**TASK INSTRUCTIONS:** The complete listing should be restated exactly.

====== INFORMATION SUPPLIED ======

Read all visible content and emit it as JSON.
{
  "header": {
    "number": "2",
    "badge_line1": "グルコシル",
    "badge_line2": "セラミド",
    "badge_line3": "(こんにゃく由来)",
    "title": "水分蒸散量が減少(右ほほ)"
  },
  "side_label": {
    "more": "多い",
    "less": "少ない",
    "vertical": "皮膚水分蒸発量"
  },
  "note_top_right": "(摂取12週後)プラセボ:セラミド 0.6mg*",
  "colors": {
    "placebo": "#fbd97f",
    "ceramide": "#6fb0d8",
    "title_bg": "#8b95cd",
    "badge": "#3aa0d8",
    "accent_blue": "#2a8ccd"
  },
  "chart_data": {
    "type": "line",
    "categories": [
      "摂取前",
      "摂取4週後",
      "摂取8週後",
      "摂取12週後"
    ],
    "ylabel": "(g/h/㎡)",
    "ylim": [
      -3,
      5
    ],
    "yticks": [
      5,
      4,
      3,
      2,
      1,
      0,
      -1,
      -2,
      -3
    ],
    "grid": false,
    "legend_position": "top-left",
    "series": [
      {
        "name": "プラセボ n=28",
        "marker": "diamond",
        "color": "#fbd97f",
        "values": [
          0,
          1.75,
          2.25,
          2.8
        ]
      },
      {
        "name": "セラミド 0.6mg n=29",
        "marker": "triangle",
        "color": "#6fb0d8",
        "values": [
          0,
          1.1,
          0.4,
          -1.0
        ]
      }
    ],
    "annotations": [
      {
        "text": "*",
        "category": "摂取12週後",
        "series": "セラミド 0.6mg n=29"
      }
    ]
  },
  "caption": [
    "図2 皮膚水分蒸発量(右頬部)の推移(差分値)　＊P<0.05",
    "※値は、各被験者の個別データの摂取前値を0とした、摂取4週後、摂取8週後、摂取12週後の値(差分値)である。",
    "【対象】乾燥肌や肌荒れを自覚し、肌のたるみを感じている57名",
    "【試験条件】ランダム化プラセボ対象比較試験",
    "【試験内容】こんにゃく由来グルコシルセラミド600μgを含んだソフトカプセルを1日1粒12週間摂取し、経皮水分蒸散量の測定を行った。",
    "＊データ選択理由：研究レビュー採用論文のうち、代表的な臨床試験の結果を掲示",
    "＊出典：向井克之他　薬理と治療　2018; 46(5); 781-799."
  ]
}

======

**WRITTEN REPLY:**
Read all visible content and emit it as JSON.
{
  "header": {
    "number": "2",
    "badge_line1": "グルコシル",
    "badge_line2": "セラミド",
    "badge_line3": "(こんにゃく由来)",
    "title": "水分蒸散量が減少(右ほほ)"
  },
  "side_label": {
    "more": "多い",
    "less": "少ない",
    "vertical": "皮膚水分蒸発量"
  },
  "note_top_right": "(摂取12週後)プラセボ:セラミド 0.6mg*",
  "colors": {
    "placebo": "#fbd97f",
    "ceramide": "#6fb0d8",
    "title_bg": "#8b95cd",
    "badge": "#3aa0d8",
    "accent_blue": "#2a8ccd"
  },
  "chart_data": {
    "type": "line",
    "categories": [
      "摂取前",
      "摂取4週後",
      "摂取8週後",
      "摂取12週後"
    ],
    "ylabel": "(g/h/㎡)",
    "ylim": [
      -3,
      5
    ],
    "yticks": [
      5,
      4,
      3,
      2,
      1,
      0,
      -1,
      -2,
      -3
    ],
    "grid": false,
    "legend_position": "top-left",
    "series": [
      {
        "name": "プラセボ n=28",
        "marker": "diamond",
        "color": "#fbd97f",
        "values": [
          0,
          1.75,
          2.25,
          2.8
        ]
      },
      {
        "name": "セラミド 0.6mg n=29",
        "marker": "triangle",
        "color": "#6fb0d8",
        "values": [
          0,
          1.1,
          0.4,
          -1.0
        ]
      }
    ],
    "annotations": [
      {
        "text": "*",
        "category": "摂取12週後",
        "series": "セラミド 0.6mg n=29"
      }
    ]
  },
  "caption": [
    "図2 皮膚水分蒸発量(右頬部)の推移(差分値)　＊P<0.05",
    "※値は、各被験者の個別データの摂取前値を0とした、摂取4週後、摂取8週後、摂取12週後の値(差分値)である。",
    "【対象】乾燥肌や肌荒れを自覚し、肌のたるみを感じている57名",
    "【試験条件】ランダム化プラセボ対象比較試験",
    "【試験内容】こんにゃく由来グルコシルセラミド600μgを含んだソフトカプセルを1日1粒12週間摂取し、経皮水分蒸散量の測定を行った。",
    "＊データ選択理由：研究レビュー採用論文のうち、代表的な臨床試験の結果を掲示",
    "＊出典：向井克之他　薬理と治療　2018; 46(5); 781-799."
  ]
}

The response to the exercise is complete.